## [Excerpted records]
****

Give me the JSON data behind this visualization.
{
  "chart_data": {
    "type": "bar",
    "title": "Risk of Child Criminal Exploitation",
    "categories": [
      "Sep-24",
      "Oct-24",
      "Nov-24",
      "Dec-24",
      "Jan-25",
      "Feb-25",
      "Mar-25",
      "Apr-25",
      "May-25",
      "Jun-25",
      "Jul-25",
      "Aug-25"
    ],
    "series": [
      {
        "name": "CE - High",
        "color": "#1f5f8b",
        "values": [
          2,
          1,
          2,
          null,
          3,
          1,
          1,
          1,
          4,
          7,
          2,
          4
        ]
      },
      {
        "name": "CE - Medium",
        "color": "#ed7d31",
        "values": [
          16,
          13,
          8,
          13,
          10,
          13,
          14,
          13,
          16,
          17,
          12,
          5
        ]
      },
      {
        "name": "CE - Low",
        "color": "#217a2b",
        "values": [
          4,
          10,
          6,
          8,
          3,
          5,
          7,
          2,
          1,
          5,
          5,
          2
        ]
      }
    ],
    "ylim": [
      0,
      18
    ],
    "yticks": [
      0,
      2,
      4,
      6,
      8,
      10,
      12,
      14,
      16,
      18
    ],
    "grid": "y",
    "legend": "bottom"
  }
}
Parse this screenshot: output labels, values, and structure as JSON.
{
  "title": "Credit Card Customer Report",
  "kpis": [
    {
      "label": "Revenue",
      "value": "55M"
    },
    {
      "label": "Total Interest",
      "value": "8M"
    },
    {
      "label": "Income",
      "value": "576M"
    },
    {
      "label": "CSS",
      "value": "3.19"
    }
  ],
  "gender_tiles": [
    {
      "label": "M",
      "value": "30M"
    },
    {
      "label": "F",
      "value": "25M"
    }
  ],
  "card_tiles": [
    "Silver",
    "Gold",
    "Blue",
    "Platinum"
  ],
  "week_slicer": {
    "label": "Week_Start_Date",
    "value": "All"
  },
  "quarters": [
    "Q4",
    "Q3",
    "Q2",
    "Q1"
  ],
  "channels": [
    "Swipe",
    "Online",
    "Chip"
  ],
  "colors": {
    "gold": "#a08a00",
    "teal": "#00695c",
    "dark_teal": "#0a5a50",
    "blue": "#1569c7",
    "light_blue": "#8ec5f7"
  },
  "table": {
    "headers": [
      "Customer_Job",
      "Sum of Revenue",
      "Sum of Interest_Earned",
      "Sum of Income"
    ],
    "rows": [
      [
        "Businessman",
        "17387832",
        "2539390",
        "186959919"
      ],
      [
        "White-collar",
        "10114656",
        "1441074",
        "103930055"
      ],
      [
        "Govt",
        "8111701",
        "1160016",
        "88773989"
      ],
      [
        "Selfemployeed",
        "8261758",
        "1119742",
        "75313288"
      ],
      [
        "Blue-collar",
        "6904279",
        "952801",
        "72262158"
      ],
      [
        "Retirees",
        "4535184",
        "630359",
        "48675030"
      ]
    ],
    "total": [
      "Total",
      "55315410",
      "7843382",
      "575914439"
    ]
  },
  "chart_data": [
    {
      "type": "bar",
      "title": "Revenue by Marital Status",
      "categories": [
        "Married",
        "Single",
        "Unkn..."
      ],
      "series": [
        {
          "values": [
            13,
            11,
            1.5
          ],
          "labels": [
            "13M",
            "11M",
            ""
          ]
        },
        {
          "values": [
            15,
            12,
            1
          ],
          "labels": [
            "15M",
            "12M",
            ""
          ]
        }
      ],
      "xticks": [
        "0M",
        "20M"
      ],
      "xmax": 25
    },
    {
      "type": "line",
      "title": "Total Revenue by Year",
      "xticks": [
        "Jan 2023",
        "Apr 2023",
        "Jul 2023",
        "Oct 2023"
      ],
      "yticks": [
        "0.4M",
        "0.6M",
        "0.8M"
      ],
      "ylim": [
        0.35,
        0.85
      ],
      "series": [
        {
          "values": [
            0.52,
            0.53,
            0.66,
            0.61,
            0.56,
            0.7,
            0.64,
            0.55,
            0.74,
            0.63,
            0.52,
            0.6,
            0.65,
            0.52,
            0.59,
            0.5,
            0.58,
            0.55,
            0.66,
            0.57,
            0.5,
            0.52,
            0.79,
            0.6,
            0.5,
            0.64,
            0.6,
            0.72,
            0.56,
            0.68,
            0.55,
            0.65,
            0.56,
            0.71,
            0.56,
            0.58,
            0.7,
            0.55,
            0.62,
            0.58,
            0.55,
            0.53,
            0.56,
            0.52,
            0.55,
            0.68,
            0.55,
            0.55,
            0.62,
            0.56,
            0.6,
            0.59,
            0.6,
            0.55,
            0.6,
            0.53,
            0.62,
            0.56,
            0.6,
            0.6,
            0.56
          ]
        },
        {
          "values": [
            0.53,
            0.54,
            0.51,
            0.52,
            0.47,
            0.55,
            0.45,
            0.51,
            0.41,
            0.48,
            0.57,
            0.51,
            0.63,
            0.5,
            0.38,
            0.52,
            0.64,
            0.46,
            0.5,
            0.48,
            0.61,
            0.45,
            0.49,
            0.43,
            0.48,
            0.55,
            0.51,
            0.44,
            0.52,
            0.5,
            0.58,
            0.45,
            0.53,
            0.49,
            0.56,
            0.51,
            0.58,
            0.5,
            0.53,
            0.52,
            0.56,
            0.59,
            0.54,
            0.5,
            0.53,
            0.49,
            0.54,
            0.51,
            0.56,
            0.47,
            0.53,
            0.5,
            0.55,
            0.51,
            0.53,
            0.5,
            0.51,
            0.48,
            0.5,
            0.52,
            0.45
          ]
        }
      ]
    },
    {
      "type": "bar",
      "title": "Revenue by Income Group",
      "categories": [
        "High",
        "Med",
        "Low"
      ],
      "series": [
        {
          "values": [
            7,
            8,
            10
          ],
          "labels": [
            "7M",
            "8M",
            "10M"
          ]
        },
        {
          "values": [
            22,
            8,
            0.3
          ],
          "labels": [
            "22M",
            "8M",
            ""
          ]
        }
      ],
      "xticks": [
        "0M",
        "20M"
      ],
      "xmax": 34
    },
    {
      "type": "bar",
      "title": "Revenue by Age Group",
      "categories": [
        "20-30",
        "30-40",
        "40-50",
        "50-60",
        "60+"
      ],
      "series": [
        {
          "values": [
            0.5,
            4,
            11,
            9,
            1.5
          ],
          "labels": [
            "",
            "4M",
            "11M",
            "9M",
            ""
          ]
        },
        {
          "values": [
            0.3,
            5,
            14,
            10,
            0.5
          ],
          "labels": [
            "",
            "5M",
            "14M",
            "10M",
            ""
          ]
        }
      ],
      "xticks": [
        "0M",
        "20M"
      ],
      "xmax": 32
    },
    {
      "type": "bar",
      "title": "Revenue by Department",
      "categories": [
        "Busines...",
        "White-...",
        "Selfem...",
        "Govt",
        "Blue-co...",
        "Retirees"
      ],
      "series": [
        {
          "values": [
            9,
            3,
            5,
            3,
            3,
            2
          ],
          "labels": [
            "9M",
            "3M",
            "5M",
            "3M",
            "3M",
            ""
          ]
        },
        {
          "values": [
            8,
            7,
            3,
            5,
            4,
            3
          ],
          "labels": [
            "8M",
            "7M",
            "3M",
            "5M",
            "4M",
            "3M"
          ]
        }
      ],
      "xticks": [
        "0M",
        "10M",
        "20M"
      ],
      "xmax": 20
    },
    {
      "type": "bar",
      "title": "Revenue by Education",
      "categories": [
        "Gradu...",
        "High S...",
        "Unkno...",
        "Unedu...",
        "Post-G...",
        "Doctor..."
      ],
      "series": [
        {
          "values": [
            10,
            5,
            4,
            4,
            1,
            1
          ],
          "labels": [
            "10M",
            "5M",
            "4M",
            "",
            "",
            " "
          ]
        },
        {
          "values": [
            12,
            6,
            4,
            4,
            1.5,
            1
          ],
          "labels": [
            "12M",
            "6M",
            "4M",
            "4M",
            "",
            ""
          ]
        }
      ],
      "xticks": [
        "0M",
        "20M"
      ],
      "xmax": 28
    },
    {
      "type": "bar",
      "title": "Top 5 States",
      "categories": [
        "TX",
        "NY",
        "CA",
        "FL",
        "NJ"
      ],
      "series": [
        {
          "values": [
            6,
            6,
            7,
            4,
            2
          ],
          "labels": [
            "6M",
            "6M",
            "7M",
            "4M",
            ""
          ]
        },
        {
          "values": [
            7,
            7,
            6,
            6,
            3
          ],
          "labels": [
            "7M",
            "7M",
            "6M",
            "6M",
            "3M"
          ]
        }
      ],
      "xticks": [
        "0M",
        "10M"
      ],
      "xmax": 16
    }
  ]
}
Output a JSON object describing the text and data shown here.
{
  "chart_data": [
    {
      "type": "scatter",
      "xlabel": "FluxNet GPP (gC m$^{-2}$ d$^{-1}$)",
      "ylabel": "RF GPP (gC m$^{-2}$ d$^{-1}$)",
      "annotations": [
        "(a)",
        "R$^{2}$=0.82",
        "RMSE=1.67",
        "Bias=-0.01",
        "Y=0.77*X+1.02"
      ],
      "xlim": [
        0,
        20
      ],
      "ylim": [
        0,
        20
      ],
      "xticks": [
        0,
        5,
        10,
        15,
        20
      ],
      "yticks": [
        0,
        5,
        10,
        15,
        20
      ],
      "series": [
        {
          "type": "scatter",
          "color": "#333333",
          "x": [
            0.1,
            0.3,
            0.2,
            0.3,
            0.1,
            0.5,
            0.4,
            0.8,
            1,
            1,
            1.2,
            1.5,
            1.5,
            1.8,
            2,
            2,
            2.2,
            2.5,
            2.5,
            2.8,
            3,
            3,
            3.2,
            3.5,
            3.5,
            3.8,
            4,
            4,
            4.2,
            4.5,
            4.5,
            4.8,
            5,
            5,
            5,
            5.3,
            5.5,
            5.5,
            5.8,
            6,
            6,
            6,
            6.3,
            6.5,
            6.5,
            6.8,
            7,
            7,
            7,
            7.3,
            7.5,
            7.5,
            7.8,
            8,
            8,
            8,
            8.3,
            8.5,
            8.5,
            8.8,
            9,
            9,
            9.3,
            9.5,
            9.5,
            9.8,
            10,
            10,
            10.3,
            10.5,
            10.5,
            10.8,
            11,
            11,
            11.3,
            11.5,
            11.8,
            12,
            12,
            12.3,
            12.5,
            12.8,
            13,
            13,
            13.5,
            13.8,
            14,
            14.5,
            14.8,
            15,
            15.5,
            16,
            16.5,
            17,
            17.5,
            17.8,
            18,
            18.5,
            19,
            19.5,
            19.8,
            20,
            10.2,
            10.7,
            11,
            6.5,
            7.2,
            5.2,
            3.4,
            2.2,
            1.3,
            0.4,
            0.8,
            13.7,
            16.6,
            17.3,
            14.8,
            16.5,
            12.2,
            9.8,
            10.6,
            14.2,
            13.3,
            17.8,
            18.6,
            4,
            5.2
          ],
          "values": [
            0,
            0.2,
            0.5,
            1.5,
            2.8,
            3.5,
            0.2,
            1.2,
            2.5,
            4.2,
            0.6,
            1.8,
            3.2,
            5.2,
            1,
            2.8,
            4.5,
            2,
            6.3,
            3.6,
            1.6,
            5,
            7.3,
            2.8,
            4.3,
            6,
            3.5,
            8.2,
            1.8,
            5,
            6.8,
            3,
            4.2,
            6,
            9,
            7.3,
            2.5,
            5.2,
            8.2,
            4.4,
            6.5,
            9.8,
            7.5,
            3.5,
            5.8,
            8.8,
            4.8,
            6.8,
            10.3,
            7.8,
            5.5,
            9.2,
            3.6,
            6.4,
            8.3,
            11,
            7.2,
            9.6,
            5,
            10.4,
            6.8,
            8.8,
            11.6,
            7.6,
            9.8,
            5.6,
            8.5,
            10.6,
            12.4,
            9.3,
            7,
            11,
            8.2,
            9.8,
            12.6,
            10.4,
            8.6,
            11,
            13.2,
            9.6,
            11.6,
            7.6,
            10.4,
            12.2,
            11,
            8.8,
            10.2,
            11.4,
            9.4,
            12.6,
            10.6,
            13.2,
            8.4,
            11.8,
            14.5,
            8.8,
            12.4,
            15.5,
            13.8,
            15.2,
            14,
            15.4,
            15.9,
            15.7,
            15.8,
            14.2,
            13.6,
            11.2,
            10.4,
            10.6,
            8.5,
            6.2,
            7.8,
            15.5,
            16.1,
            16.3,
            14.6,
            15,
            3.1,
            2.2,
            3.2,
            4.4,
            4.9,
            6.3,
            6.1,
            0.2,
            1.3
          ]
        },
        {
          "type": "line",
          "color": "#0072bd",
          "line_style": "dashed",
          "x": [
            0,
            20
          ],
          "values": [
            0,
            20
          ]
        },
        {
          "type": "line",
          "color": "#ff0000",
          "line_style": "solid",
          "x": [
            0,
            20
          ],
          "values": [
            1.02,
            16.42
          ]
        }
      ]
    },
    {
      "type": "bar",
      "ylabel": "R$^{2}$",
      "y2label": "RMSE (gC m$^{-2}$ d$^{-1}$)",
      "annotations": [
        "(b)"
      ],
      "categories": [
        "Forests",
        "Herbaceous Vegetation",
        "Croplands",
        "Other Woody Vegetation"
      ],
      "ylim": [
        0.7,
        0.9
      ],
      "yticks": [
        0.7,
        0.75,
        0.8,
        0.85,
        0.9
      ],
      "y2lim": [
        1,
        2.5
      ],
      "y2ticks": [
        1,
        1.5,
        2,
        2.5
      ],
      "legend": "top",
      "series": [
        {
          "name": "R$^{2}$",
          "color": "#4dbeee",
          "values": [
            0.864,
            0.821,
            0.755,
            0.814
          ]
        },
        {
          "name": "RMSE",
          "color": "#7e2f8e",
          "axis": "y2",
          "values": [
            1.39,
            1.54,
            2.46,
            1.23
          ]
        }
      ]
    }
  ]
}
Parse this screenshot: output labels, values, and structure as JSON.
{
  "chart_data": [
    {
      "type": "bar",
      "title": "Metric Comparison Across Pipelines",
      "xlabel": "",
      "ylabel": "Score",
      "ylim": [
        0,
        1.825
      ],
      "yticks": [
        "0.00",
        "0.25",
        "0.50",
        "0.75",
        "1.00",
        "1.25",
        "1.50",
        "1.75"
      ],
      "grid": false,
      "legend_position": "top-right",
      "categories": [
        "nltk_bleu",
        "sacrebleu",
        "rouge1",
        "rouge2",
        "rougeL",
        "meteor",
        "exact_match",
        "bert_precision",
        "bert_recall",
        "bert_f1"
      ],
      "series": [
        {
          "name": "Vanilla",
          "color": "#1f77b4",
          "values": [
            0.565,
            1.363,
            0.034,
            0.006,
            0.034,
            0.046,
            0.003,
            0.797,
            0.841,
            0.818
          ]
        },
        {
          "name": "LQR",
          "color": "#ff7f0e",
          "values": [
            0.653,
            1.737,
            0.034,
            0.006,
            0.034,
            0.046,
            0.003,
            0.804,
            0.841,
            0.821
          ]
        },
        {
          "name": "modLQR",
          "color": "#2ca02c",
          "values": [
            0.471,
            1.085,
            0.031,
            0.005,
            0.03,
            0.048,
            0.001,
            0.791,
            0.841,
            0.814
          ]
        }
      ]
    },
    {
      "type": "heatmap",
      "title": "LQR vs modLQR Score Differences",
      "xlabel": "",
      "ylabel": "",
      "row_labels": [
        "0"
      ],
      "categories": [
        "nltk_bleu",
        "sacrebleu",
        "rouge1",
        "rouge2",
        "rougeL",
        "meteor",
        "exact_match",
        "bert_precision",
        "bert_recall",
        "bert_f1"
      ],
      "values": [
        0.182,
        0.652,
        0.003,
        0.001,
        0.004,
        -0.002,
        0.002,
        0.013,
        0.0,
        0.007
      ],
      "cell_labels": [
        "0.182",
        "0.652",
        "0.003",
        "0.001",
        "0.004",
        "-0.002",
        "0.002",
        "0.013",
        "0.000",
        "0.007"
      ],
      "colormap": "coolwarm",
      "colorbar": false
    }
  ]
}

****

## [Your goal]
Reproduce every line from the entries that holds the word "JSON".

## [Solved exercise]
Give me the JSON data behind this visualization.
Parse this screenshot: output labels, values, and structure as JSON.
Output a JSON object describing the text and data shown here.
Parse this screenshot: output labels, values, and structure as JSON.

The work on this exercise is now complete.